» **EXERCISE**
Could the data below please be reproduced word for word, without the pictures?

Rendered page images:
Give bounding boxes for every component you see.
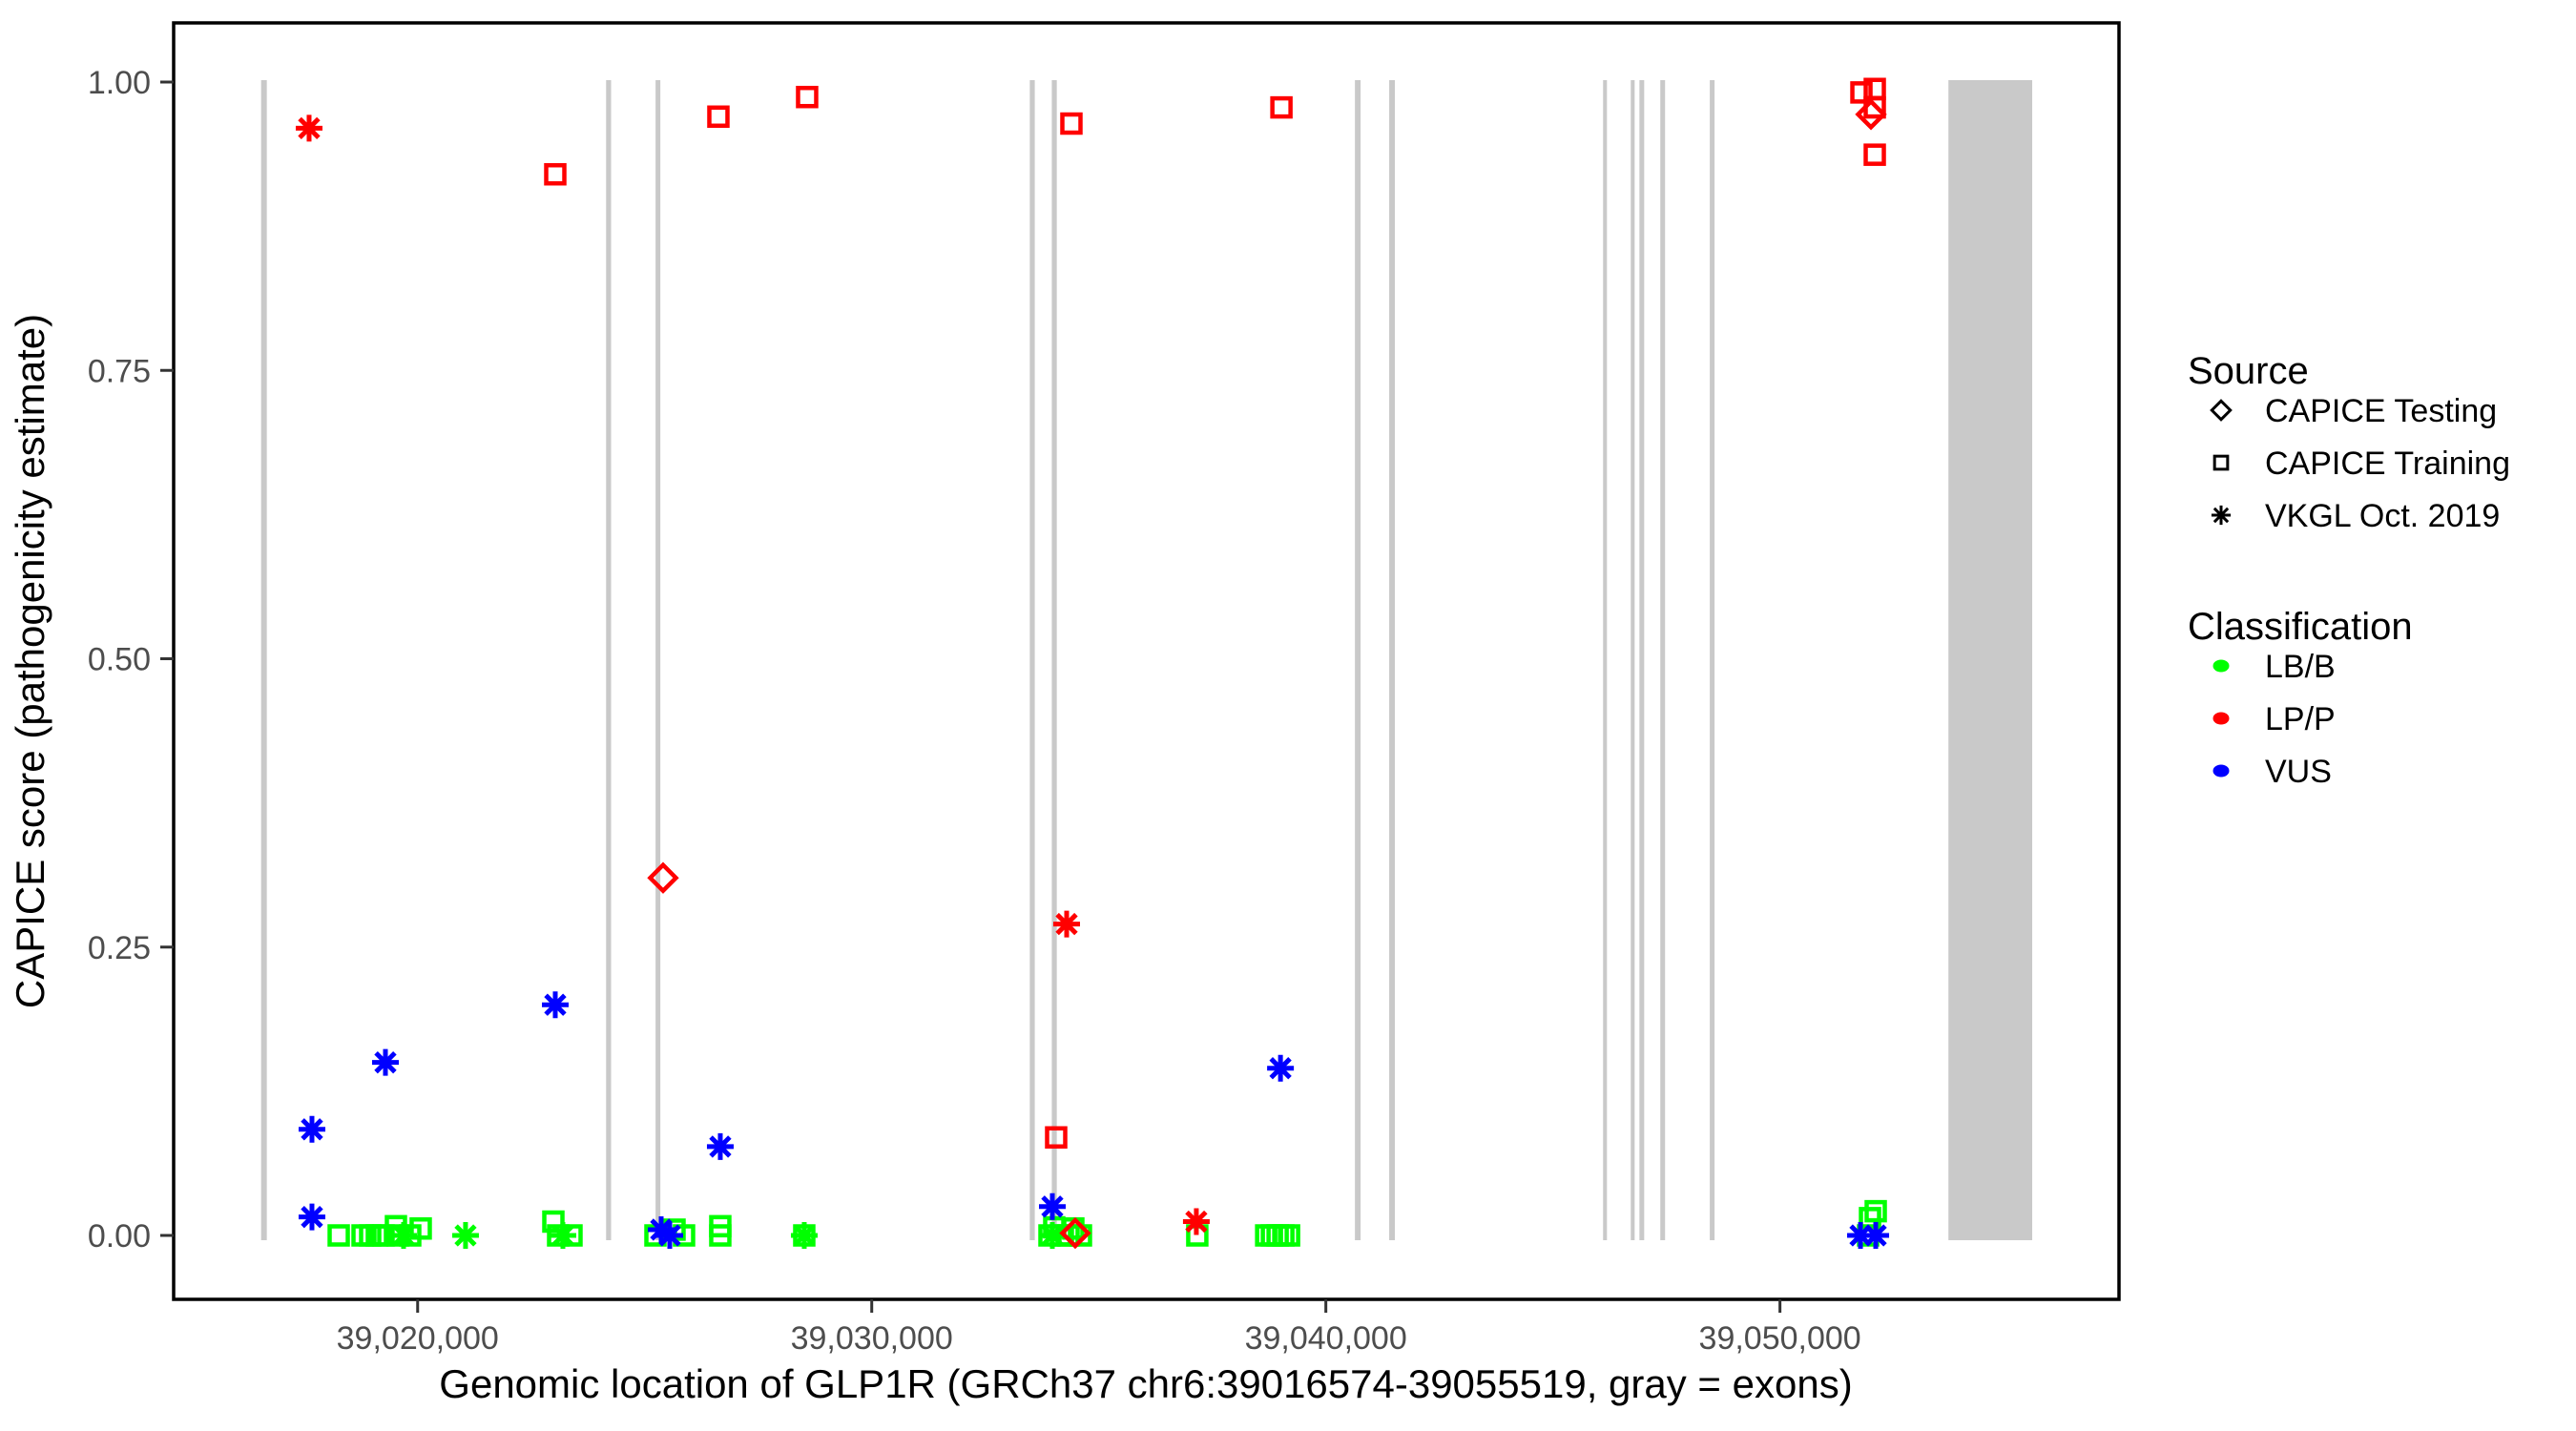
exon-bar	[1639, 80, 1645, 1240]
legend-classification-label: VUS	[2265, 754, 2332, 790]
data-point-star	[790, 1222, 818, 1249]
data-point-square	[796, 85, 819, 109]
data-point-diamond	[2210, 399, 2233, 422]
data-point-square	[327, 1224, 350, 1247]
legend-classification-label: LP/P	[2265, 701, 2336, 737]
data-points-group	[295, 77, 1890, 1250]
data-point-star	[371, 1048, 399, 1076]
legend-color-dot	[2212, 659, 2230, 673]
legend-source-title: Source	[2188, 350, 2309, 392]
exon-bar	[1948, 80, 2033, 1240]
data-point-square	[707, 105, 730, 129]
plot-panel	[174, 23, 2119, 1299]
data-point-star	[550, 1222, 576, 1249]
legend: Source CAPICE Testing CAPICE Training VKGL…	[2188, 350, 2510, 790]
y-axis-title: CAPICE score (pathogenicity estimate)	[8, 314, 52, 1008]
data-point-star	[389, 1222, 417, 1249]
data-point-square	[2212, 454, 2230, 471]
data-point-star	[295, 114, 322, 142]
data-point-square	[1850, 81, 1873, 104]
data-point-star	[2211, 505, 2232, 526]
data-point-star	[542, 991, 570, 1019]
data-point-star	[1039, 1192, 1066, 1220]
data-point-star	[1267, 1054, 1295, 1082]
legend-classification-title: Classification	[2188, 606, 2413, 648]
legend-source-items: CAPICE Testing CAPICE Training VKGL Oct. 2…	[2210, 393, 2510, 534]
exon-bars-group	[260, 80, 2033, 1240]
y-tick-label: 1.00	[88, 65, 151, 101]
legend-color-dot	[2212, 764, 2230, 778]
data-point-star	[655, 1222, 683, 1249]
exon-bar	[1029, 80, 1035, 1240]
y-tick-label: 0.50	[88, 642, 151, 678]
data-point-star	[1182, 1208, 1210, 1235]
data-point-square	[1278, 1224, 1300, 1247]
exon-bar	[1631, 80, 1635, 1240]
exon-bar	[1603, 80, 1608, 1240]
data-point-square	[709, 1224, 732, 1247]
data-point-star	[451, 1222, 479, 1249]
data-point-square	[1060, 112, 1083, 135]
exon-bar	[1660, 80, 1666, 1240]
exon-bar	[260, 80, 267, 1240]
x-tick-label: 39,030,000	[791, 1320, 953, 1357]
exon-bar	[1051, 80, 1057, 1240]
legend-classification-items: LB/B LP/P VUS	[2212, 649, 2336, 790]
data-point-diamond	[647, 861, 679, 894]
x-axis-title: Genomic location of GLP1R (GRCh37 chr6:3…	[439, 1361, 1852, 1406]
data-point-diamond	[1059, 1216, 1091, 1250]
data-point-star	[706, 1132, 734, 1160]
exon-bar	[606, 80, 612, 1240]
panel-border	[172, 21, 2121, 1301]
x-axis-ticks: 39,020,000 39,030,000 39,040,000 39,050,000	[337, 1299, 1861, 1357]
data-point-star	[1847, 1222, 1875, 1249]
legend-source-label: CAPICE Testing	[2265, 393, 2497, 429]
data-point-square	[544, 162, 567, 186]
data-point-square	[1863, 143, 1886, 166]
y-tick-label: 0.75	[88, 353, 151, 389]
data-point-square	[1864, 1199, 1887, 1223]
legend-source-label: CAPICE Training	[2265, 446, 2510, 482]
y-axis-ticks: 0.00 0.25 0.50 0.75 1.00	[88, 65, 174, 1255]
exon-bar	[655, 80, 661, 1240]
legend-classification-label: LB/B	[2265, 649, 2336, 685]
data-point-star	[1039, 1222, 1066, 1249]
y-tick-label: 0.00	[88, 1218, 151, 1255]
data-point-star	[298, 1115, 325, 1143]
legend-source-label: VKGL Oct. 2019	[2265, 498, 2500, 534]
data-point-star	[1862, 1222, 1890, 1249]
exon-bar	[1355, 80, 1361, 1240]
data-point-square	[1270, 95, 1293, 119]
x-tick-label: 39,050,000	[1699, 1320, 1861, 1357]
data-point-star	[298, 1203, 325, 1231]
data-point-square	[1045, 1126, 1068, 1149]
data-point-star	[1052, 910, 1080, 938]
exon-bar	[1710, 80, 1715, 1240]
x-tick-label: 39,040,000	[1245, 1320, 1407, 1357]
data-point-diamond	[1855, 98, 1887, 131]
legend-color-dot	[2212, 712, 2230, 725]
y-tick-label: 0.25	[88, 930, 151, 966]
exon-bar	[1389, 80, 1396, 1240]
data-point-square	[542, 1210, 565, 1234]
x-tick-label: 39,020,000	[337, 1320, 499, 1357]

» **ANSWER TO THE EXERCISE**
Give bounding boxes for every component you see.
exon-bar	[1639, 80, 1645, 1240]
legend-classification-label: VUS	[2265, 754, 2332, 790]
data-point-star	[790, 1222, 818, 1249]
data-point-square	[796, 85, 819, 109]
data-point-diamond	[2210, 399, 2233, 422]
data-point-square	[327, 1224, 350, 1247]
legend-classification-label: LP/P	[2265, 701, 2336, 737]
data-points-group	[295, 77, 1890, 1250]
data-point-star	[371, 1048, 399, 1076]
legend-color-dot	[2212, 659, 2230, 673]
legend-source-title: Source	[2188, 350, 2309, 392]
exon-bar	[1948, 80, 2033, 1240]
data-point-square	[707, 105, 730, 129]
plot-panel	[174, 23, 2119, 1299]
data-point-star	[550, 1222, 576, 1249]
legend: Source CAPICE Testing CAPICE Training VKGL…	[2188, 350, 2510, 790]
y-axis-title: CAPICE score (pathogenicity estimate)	[8, 314, 52, 1008]
data-point-star	[389, 1222, 417, 1249]
data-point-square	[2212, 454, 2230, 471]
data-point-star	[295, 114, 322, 142]
data-point-square	[1850, 81, 1873, 104]
data-point-star	[2211, 505, 2232, 526]
data-point-star	[542, 991, 570, 1019]
data-point-star	[1039, 1192, 1066, 1220]
data-point-star	[1267, 1054, 1295, 1082]
legend-classification-title: Classification	[2188, 606, 2413, 648]
legend-source-items: CAPICE Testing CAPICE Training VKGL Oct. 2…	[2210, 393, 2510, 534]
exon-bars-group	[260, 80, 2033, 1240]
y-tick-label: 1.00	[88, 65, 151, 101]
legend-color-dot	[2212, 764, 2230, 778]
data-point-star	[655, 1222, 683, 1249]
exon-bar	[1029, 80, 1035, 1240]
y-tick-label: 0.50	[88, 642, 151, 678]
data-point-star	[1182, 1208, 1210, 1235]
data-point-square	[1278, 1224, 1300, 1247]
exon-bar	[1631, 80, 1635, 1240]
exon-bar	[1603, 80, 1608, 1240]
data-point-square	[709, 1224, 732, 1247]
data-point-star	[451, 1222, 479, 1249]
data-point-square	[1060, 112, 1083, 135]
exon-bar	[1660, 80, 1666, 1240]
exon-bar	[260, 80, 267, 1240]
x-tick-label: 39,030,000	[791, 1320, 953, 1357]
exon-bar	[1051, 80, 1057, 1240]
legend-classification-items: LB/B LP/P VUS	[2212, 649, 2336, 790]
data-point-diamond	[647, 861, 679, 894]
x-axis-title: Genomic location of GLP1R (GRCh37 chr6:3…	[439, 1361, 1852, 1406]
data-point-diamond	[1059, 1216, 1091, 1250]
data-point-star	[706, 1132, 734, 1160]
exon-bar	[606, 80, 612, 1240]
panel-border	[172, 21, 2121, 1301]
x-axis-ticks: 39,020,000 39,030,000 39,040,000 39,050,000	[337, 1299, 1861, 1357]
data-point-star	[1847, 1222, 1875, 1249]
legend-source-label: CAPICE Testing	[2265, 393, 2497, 429]
data-point-square	[544, 162, 567, 186]
data-point-square	[1863, 143, 1886, 166]
y-tick-label: 0.75	[88, 353, 151, 389]
data-point-square	[1864, 1199, 1887, 1223]
legend-source-label: CAPICE Training	[2265, 446, 2510, 482]
y-axis-ticks: 0.00 0.25 0.50 0.75 1.00	[88, 65, 174, 1255]
exon-bar	[655, 80, 661, 1240]
legend-classification-label: LB/B	[2265, 649, 2336, 685]
data-point-star	[1039, 1222, 1066, 1249]
y-tick-label: 0.00	[88, 1218, 151, 1255]
data-point-star	[298, 1115, 325, 1143]
legend-source-label: VKGL Oct. 2019	[2265, 498, 2500, 534]
data-point-star	[1862, 1222, 1890, 1249]
exon-bar	[1355, 80, 1361, 1240]
data-point-square	[1270, 95, 1293, 119]
x-tick-label: 39,050,000	[1699, 1320, 1861, 1357]
data-point-star	[298, 1203, 325, 1231]
data-point-square	[1045, 1126, 1068, 1149]
data-point-star	[1052, 910, 1080, 938]
exon-bar	[1710, 80, 1715, 1240]
x-tick-label: 39,040,000	[1245, 1320, 1407, 1357]
data-point-diamond	[1855, 98, 1887, 131]
legend-color-dot	[2212, 712, 2230, 725]
y-tick-label: 0.25	[88, 930, 151, 966]
exon-bar	[1389, 80, 1396, 1240]
data-point-square	[542, 1210, 565, 1234]
x-tick-label: 39,020,000	[337, 1320, 499, 1357]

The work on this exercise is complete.